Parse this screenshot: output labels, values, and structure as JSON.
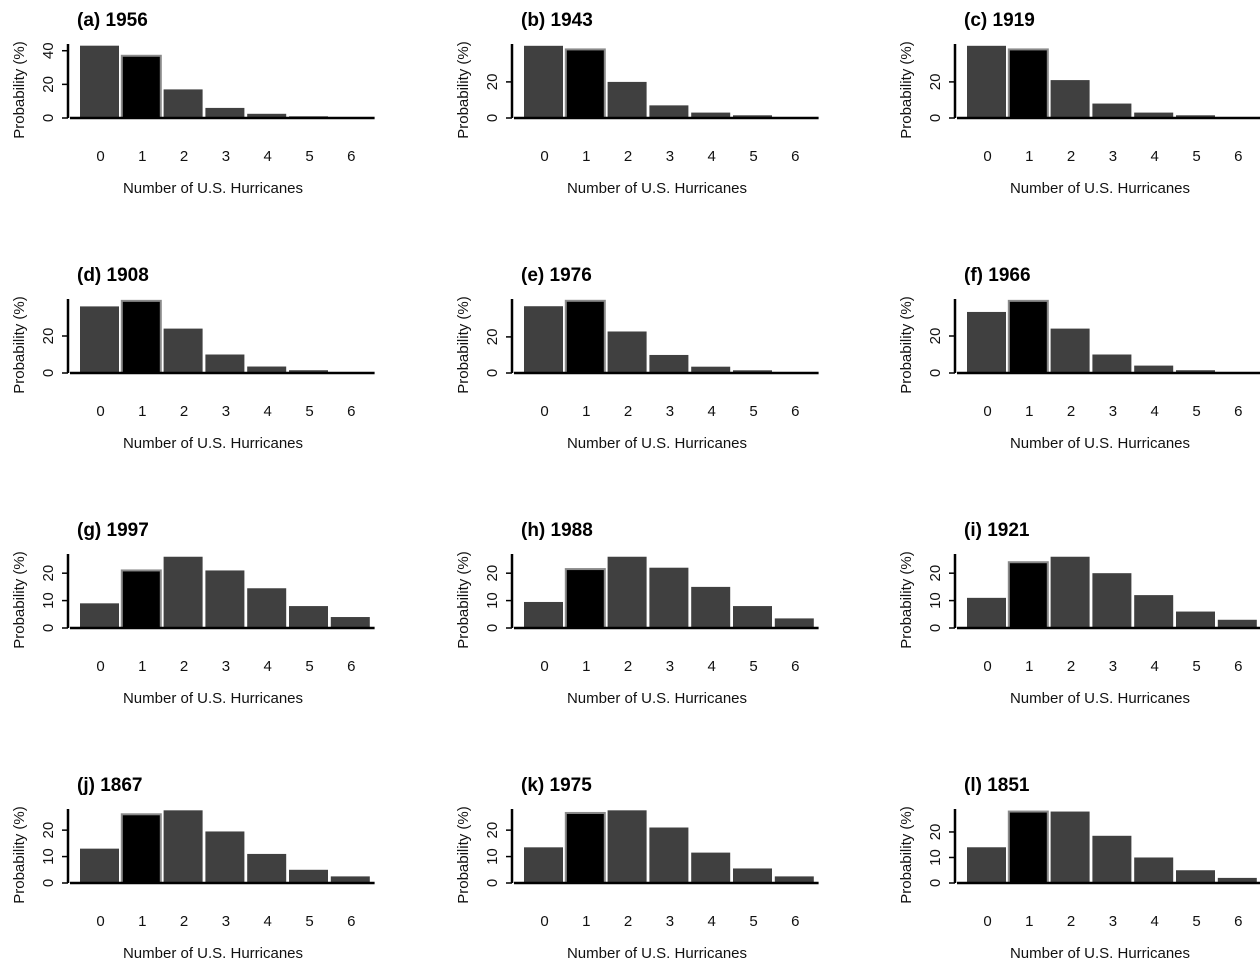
{
  "colors": {
    "bar": "#404040",
    "highlight_bar": "#000000",
    "bar_edge": "#8a8a8a",
    "axis": "#000000"
  },
  "chart_data": [
    {
      "type": "bar",
      "title": "(a) 1956",
      "xlabel": "Number of U.S. Hurricanes",
      "ylabel": "Probability (%)",
      "categories": [
        "0",
        "1",
        "2",
        "3",
        "4",
        "5",
        "6"
      ],
      "values": [
        43,
        37,
        17,
        6,
        2.5,
        1,
        0.5
      ],
      "highlight_index": 1,
      "ylim": [
        0,
        44
      ],
      "yticks": [
        0,
        20,
        40
      ]
    },
    {
      "type": "bar",
      "title": "(b) 1943",
      "xlabel": "Number of U.S. Hurricanes",
      "ylabel": "Probability (%)",
      "categories": [
        "0",
        "1",
        "2",
        "3",
        "4",
        "5",
        "6"
      ],
      "values": [
        40,
        38,
        20,
        7,
        3,
        1.5,
        0.5
      ],
      "highlight_index": 1,
      "ylim": [
        0,
        41
      ],
      "yticks": [
        0,
        20
      ]
    },
    {
      "type": "bar",
      "title": "(c) 1919",
      "xlabel": "Number of U.S. Hurricanes",
      "ylabel": "Probability (%)",
      "categories": [
        "0",
        "1",
        "2",
        "3",
        "4",
        "5",
        "6"
      ],
      "values": [
        40,
        38,
        21,
        8,
        3,
        1.5,
        0.5
      ],
      "highlight_index": 1,
      "ylim": [
        0,
        41
      ],
      "yticks": [
        0,
        20
      ]
    },
    {
      "type": "bar",
      "title": "(d) 1908",
      "xlabel": "Number of U.S. Hurricanes",
      "ylabel": "Probability (%)",
      "categories": [
        "0",
        "1",
        "2",
        "3",
        "4",
        "5",
        "6"
      ],
      "values": [
        36,
        39,
        24,
        10,
        3.5,
        1.5,
        0.5
      ],
      "highlight_index": 1,
      "ylim": [
        0,
        40
      ],
      "yticks": [
        0,
        20
      ]
    },
    {
      "type": "bar",
      "title": "(e) 1976",
      "xlabel": "Number of U.S. Hurricanes",
      "ylabel": "Probability (%)",
      "categories": [
        "0",
        "1",
        "2",
        "3",
        "4",
        "5",
        "6"
      ],
      "values": [
        37,
        40,
        23,
        10,
        3.5,
        1.5,
        0.5
      ],
      "highlight_index": 1,
      "ylim": [
        0,
        41
      ],
      "yticks": [
        0,
        20
      ]
    },
    {
      "type": "bar",
      "title": "(f) 1966",
      "xlabel": "Number of U.S. Hurricanes",
      "ylabel": "Probability (%)",
      "categories": [
        "0",
        "1",
        "2",
        "3",
        "4",
        "5",
        "6"
      ],
      "values": [
        33,
        39,
        24,
        10,
        4,
        1.5,
        0.5
      ],
      "highlight_index": 1,
      "ylim": [
        0,
        40
      ],
      "yticks": [
        0,
        20
      ]
    },
    {
      "type": "bar",
      "title": "(g) 1997",
      "xlabel": "Number of U.S. Hurricanes",
      "ylabel": "Probability (%)",
      "categories": [
        "0",
        "1",
        "2",
        "3",
        "4",
        "5",
        "6"
      ],
      "values": [
        9,
        21,
        26,
        21,
        14.5,
        8,
        4
      ],
      "highlight_index": 1,
      "ylim": [
        0,
        27
      ],
      "yticks": [
        0,
        10,
        20
      ]
    },
    {
      "type": "bar",
      "title": "(h) 1988",
      "xlabel": "Number of U.S. Hurricanes",
      "ylabel": "Probability (%)",
      "categories": [
        "0",
        "1",
        "2",
        "3",
        "4",
        "5",
        "6"
      ],
      "values": [
        9.5,
        21.5,
        26,
        22,
        15,
        8,
        3.5
      ],
      "highlight_index": 1,
      "ylim": [
        0,
        27
      ],
      "yticks": [
        0,
        10,
        20
      ]
    },
    {
      "type": "bar",
      "title": "(i) 1921",
      "xlabel": "Number of U.S. Hurricanes",
      "ylabel": "Probability (%)",
      "categories": [
        "0",
        "1",
        "2",
        "3",
        "4",
        "5",
        "6"
      ],
      "values": [
        11,
        24,
        26,
        20,
        12,
        6,
        3
      ],
      "highlight_index": 1,
      "ylim": [
        0,
        27
      ],
      "yticks": [
        0,
        10,
        20
      ]
    },
    {
      "type": "bar",
      "title": "(j) 1867",
      "xlabel": "Number of U.S. Hurricanes",
      "ylabel": "Probability (%)",
      "categories": [
        "0",
        "1",
        "2",
        "3",
        "4",
        "5",
        "6"
      ],
      "values": [
        13,
        26,
        27.5,
        19.5,
        11,
        5,
        2.5
      ],
      "highlight_index": 1,
      "ylim": [
        0,
        28
      ],
      "yticks": [
        0,
        10,
        20
      ]
    },
    {
      "type": "bar",
      "title": "(k) 1975",
      "xlabel": "Number of U.S. Hurricanes",
      "ylabel": "Probability (%)",
      "categories": [
        "0",
        "1",
        "2",
        "3",
        "4",
        "5",
        "6"
      ],
      "values": [
        13.5,
        26.5,
        27.5,
        21,
        11.5,
        5.5,
        2.5
      ],
      "highlight_index": 1,
      "ylim": [
        0,
        28
      ],
      "yticks": [
        0,
        10,
        20
      ]
    },
    {
      "type": "bar",
      "title": "(l) 1851",
      "xlabel": "Number of U.S. Hurricanes",
      "ylabel": "Probability (%)",
      "categories": [
        "0",
        "1",
        "2",
        "3",
        "4",
        "5",
        "6"
      ],
      "values": [
        14,
        28,
        28,
        18.5,
        10,
        5,
        2
      ],
      "highlight_index": 1,
      "ylim": [
        0,
        29
      ],
      "yticks": [
        0,
        10,
        20
      ]
    }
  ]
}
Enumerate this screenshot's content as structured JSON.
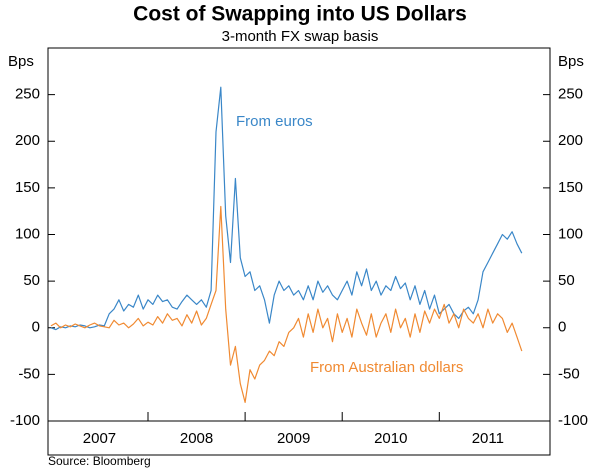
{
  "chart_data": {
    "type": "line",
    "title": "Cost of Swapping into US Dollars",
    "subtitle": "3-month FX swap basis",
    "y_unit_left": "Bps",
    "y_unit_right": "Bps",
    "source": "Source: Bloomberg",
    "xlim": [
      2006.97,
      2012.14
    ],
    "year_boundaries": [
      2008,
      2009,
      2010,
      2011
    ],
    "year_labels": [
      {
        "value": 2007.5,
        "label": "2007"
      },
      {
        "value": 2008.5,
        "label": "2008"
      },
      {
        "value": 2009.5,
        "label": "2009"
      },
      {
        "value": 2010.5,
        "label": "2010"
      },
      {
        "value": 2011.5,
        "label": "2011"
      }
    ],
    "ylim": [
      -100,
      300
    ],
    "yticks": [
      -100,
      -50,
      0,
      50,
      100,
      150,
      200,
      250
    ],
    "y2lim": [
      -100,
      300
    ],
    "y2ticks": [
      -100,
      -50,
      0,
      50,
      100,
      150,
      200,
      250
    ],
    "x": [
      2007.0,
      2007.05,
      2007.1,
      2007.15,
      2007.2,
      2007.25,
      2007.3,
      2007.35,
      2007.4,
      2007.45,
      2007.5,
      2007.55,
      2007.6,
      2007.65,
      2007.7,
      2007.75,
      2007.8,
      2007.85,
      2007.9,
      2007.95,
      2008.0,
      2008.05,
      2008.1,
      2008.15,
      2008.2,
      2008.25,
      2008.3,
      2008.35,
      2008.4,
      2008.45,
      2008.5,
      2008.55,
      2008.6,
      2008.65,
      2008.7,
      2008.75,
      2008.8,
      2008.85,
      2008.9,
      2008.95,
      2009.0,
      2009.05,
      2009.1,
      2009.15,
      2009.2,
      2009.25,
      2009.3,
      2009.35,
      2009.4,
      2009.45,
      2009.5,
      2009.55,
      2009.6,
      2009.65,
      2009.7,
      2009.75,
      2009.8,
      2009.85,
      2009.9,
      2009.95,
      2010.0,
      2010.05,
      2010.1,
      2010.15,
      2010.2,
      2010.25,
      2010.3,
      2010.35,
      2010.4,
      2010.45,
      2010.5,
      2010.55,
      2010.6,
      2010.65,
      2010.7,
      2010.75,
      2010.8,
      2010.85,
      2010.9,
      2010.95,
      2011.0,
      2011.05,
      2011.1,
      2011.15,
      2011.2,
      2011.25,
      2011.3,
      2011.35,
      2011.4,
      2011.45,
      2011.5,
      2011.55,
      2011.6,
      2011.65,
      2011.7,
      2011.75,
      2011.8,
      2011.85
    ],
    "series": [
      {
        "name": "From euros",
        "color": "#3a87c8",
        "values": [
          0,
          -2,
          1,
          0,
          2,
          1,
          3,
          2,
          0,
          1,
          3,
          2,
          15,
          20,
          30,
          18,
          25,
          22,
          35,
          20,
          30,
          25,
          35,
          28,
          30,
          22,
          20,
          28,
          35,
          30,
          25,
          30,
          22,
          40,
          210,
          258,
          120,
          70,
          160,
          75,
          55,
          60,
          40,
          45,
          30,
          5,
          35,
          50,
          40,
          45,
          35,
          40,
          30,
          45,
          30,
          50,
          38,
          45,
          35,
          30,
          40,
          50,
          35,
          60,
          45,
          63,
          40,
          50,
          35,
          45,
          40,
          55,
          42,
          48,
          30,
          45,
          25,
          40,
          20,
          35,
          15,
          20,
          25,
          15,
          10,
          18,
          22,
          15,
          30,
          60,
          70,
          80,
          90,
          100,
          95,
          103,
          90,
          80
        ]
      },
      {
        "name": "From Australian dollars",
        "color": "#f08a32",
        "values": [
          2,
          5,
          0,
          3,
          1,
          4,
          2,
          0,
          3,
          5,
          2,
          1,
          0,
          8,
          3,
          5,
          0,
          4,
          10,
          2,
          6,
          3,
          12,
          5,
          15,
          8,
          10,
          2,
          14,
          5,
          18,
          3,
          10,
          25,
          40,
          130,
          20,
          -40,
          -20,
          -60,
          -80,
          -45,
          -55,
          -40,
          -35,
          -25,
          -30,
          -15,
          -20,
          -5,
          0,
          10,
          -10,
          15,
          -5,
          20,
          0,
          10,
          -15,
          15,
          -5,
          10,
          -10,
          20,
          5,
          -8,
          15,
          -10,
          5,
          15,
          -5,
          20,
          0,
          10,
          -10,
          15,
          -5,
          18,
          5,
          20,
          10,
          25,
          5,
          15,
          0,
          20,
          10,
          5,
          15,
          0,
          20,
          5,
          15,
          10,
          -5,
          5,
          -10,
          -25
        ]
      }
    ]
  }
}
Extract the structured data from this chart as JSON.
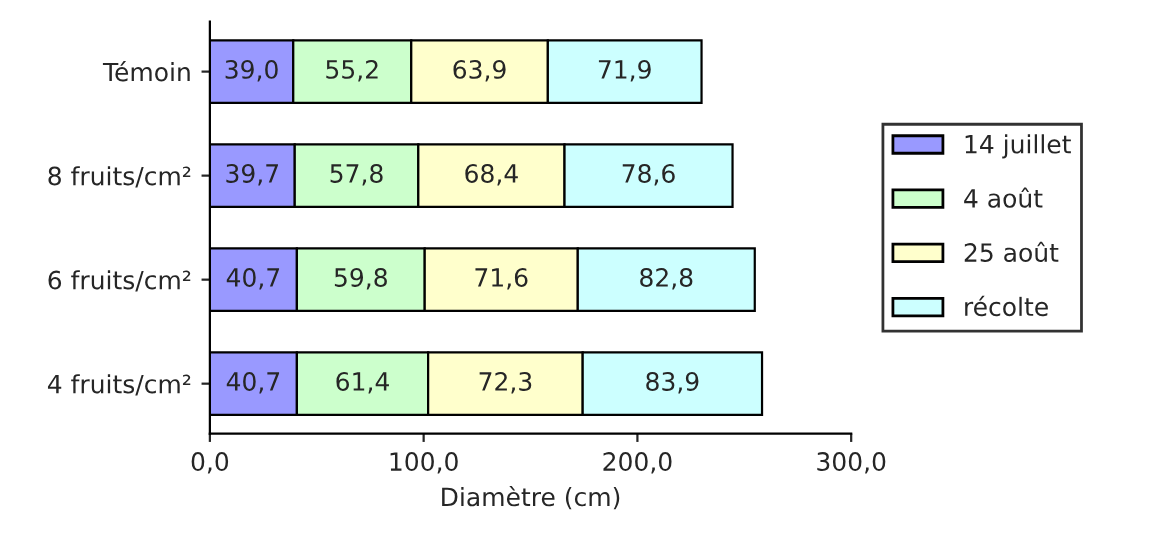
{
  "chart_data": {
    "type": "bar",
    "orientation": "horizontal",
    "stacked": true,
    "xlabel": "Diamètre (cm)",
    "categories": [
      "Témoin",
      "8 fruits/cm²",
      "6 fruits/cm²",
      "4 fruits/cm²"
    ],
    "series": [
      {
        "name": "14 juillet",
        "color": "#9999ff",
        "values": [
          39.0,
          39.7,
          40.7,
          40.7
        ],
        "value_labels": [
          "39,0",
          "39,7",
          "40,7",
          "40,7"
        ]
      },
      {
        "name": "4 août",
        "color": "#ccffcc",
        "values": [
          55.2,
          57.8,
          59.8,
          61.4
        ],
        "value_labels": [
          "55,2",
          "57,8",
          "59,8",
          "61,4"
        ]
      },
      {
        "name": "25 août",
        "color": "#ffffcc",
        "values": [
          63.9,
          68.4,
          71.6,
          72.3
        ],
        "value_labels": [
          "63,9",
          "68,4",
          "71,6",
          "72,3"
        ]
      },
      {
        "name": "récolte",
        "color": "#ccffff",
        "values": [
          71.9,
          78.6,
          82.8,
          83.9
        ],
        "value_labels": [
          "71,9",
          "78,6",
          "82,8",
          "83,9"
        ]
      }
    ],
    "xlim": [
      0,
      300
    ],
    "xticks": [
      {
        "value": 0,
        "label": "0,0"
      },
      {
        "value": 100,
        "label": "100,0"
      },
      {
        "value": 200,
        "label": "200,0"
      },
      {
        "value": 300,
        "label": "300,0"
      }
    ],
    "grid": false,
    "legend": "right"
  }
}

---+---

◆ Your objective
Look through the data above. Copy every line with the string "name" in it.

◆ Answer to this exercise
        "name": "From euros",
        "name": "From Australian dollars",
        "name": "14 juillet",
        "name": "4 août",
        "name": "25 août",
        "name": "récolte",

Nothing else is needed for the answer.